▶ [Dataset rows]
* * * * * * * * *

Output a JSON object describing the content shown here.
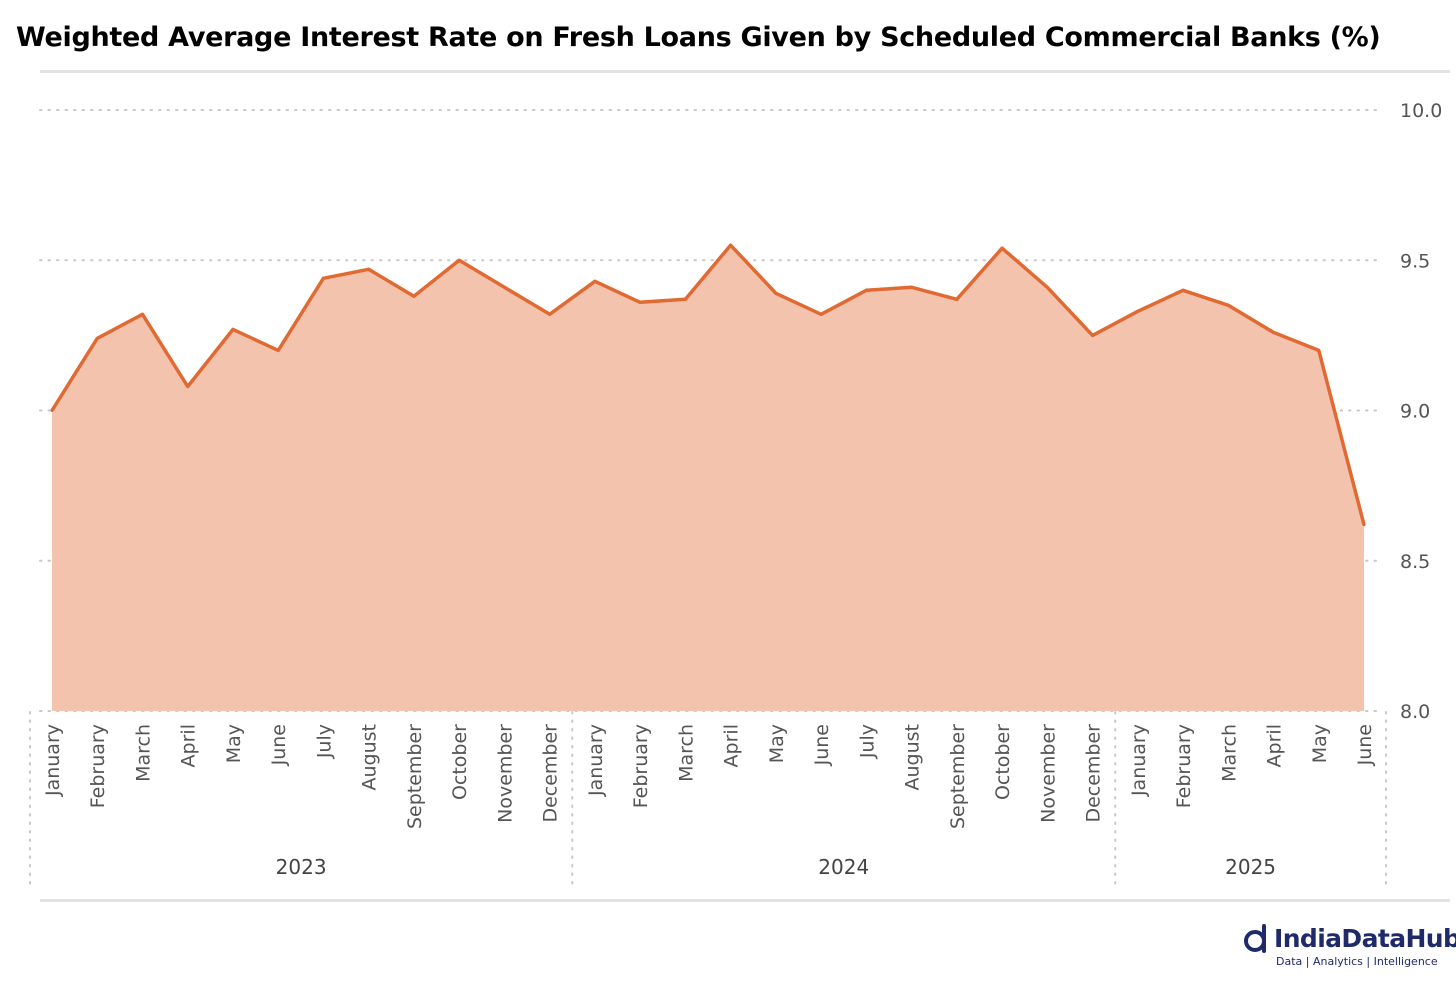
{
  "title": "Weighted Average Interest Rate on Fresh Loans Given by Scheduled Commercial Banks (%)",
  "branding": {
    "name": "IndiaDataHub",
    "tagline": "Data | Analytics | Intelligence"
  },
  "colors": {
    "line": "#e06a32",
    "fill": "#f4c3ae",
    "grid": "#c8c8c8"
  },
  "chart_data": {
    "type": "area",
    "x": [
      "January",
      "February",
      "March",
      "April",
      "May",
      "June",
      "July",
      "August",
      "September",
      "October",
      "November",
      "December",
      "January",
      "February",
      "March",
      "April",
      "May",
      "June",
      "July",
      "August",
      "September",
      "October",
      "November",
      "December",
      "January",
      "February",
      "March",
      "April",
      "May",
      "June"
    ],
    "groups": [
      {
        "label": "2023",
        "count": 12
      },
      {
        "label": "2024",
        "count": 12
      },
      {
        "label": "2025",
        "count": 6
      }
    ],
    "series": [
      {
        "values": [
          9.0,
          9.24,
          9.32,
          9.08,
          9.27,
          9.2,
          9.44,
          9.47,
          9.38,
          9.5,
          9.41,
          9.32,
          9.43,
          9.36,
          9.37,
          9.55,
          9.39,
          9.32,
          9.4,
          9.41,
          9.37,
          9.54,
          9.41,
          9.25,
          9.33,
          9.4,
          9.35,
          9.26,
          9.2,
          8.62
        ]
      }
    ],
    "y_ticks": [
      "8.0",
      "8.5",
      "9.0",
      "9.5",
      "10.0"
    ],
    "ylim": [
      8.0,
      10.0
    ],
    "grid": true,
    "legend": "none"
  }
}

* * * * * * * * *

Reproduce each line of the records exactly, and omit every picture.

Output a JSON object describing the content shown here.
{
  "title": "Weighted Average Interest Rate on Fresh Loans Given by Scheduled Commercial Banks (%)",
  "branding": {
    "name": "IndiaDataHub",
    "tagline": "Data | Analytics | Intelligence"
  },
  "colors": {
    "line": "#e06a32",
    "fill": "#f4c3ae",
    "grid": "#c8c8c8"
  },
  "chart_data": {
    "type": "area",
    "x": [
      "January",
      "February",
      "March",
      "April",
      "May",
      "June",
      "July",
      "August",
      "September",
      "October",
      "November",
      "December",
      "January",
      "February",
      "March",
      "April",
      "May",
      "June",
      "July",
      "August",
      "September",
      "October",
      "November",
      "December",
      "January",
      "February",
      "March",
      "April",
      "May",
      "June"
    ],
    "groups": [
      {
        "label": "2023",
        "count": 12
      },
      {
        "label": "2024",
        "count": 12
      },
      {
        "label": "2025",
        "count": 6
      }
    ],
    "series": [
      {
        "values": [
          9.0,
          9.24,
          9.32,
          9.08,
          9.27,
          9.2,
          9.44,
          9.47,
          9.38,
          9.5,
          9.41,
          9.32,
          9.43,
          9.36,
          9.37,
          9.55,
          9.39,
          9.32,
          9.4,
          9.41,
          9.37,
          9.54,
          9.41,
          9.25,
          9.33,
          9.4,
          9.35,
          9.26,
          9.2,
          8.62
        ]
      }
    ],
    "y_ticks": [
      "8.0",
      "8.5",
      "9.0",
      "9.5",
      "10.0"
    ],
    "ylim": [
      8.0,
      10.0
    ],
    "grid": true,
    "legend": "none"
  }
}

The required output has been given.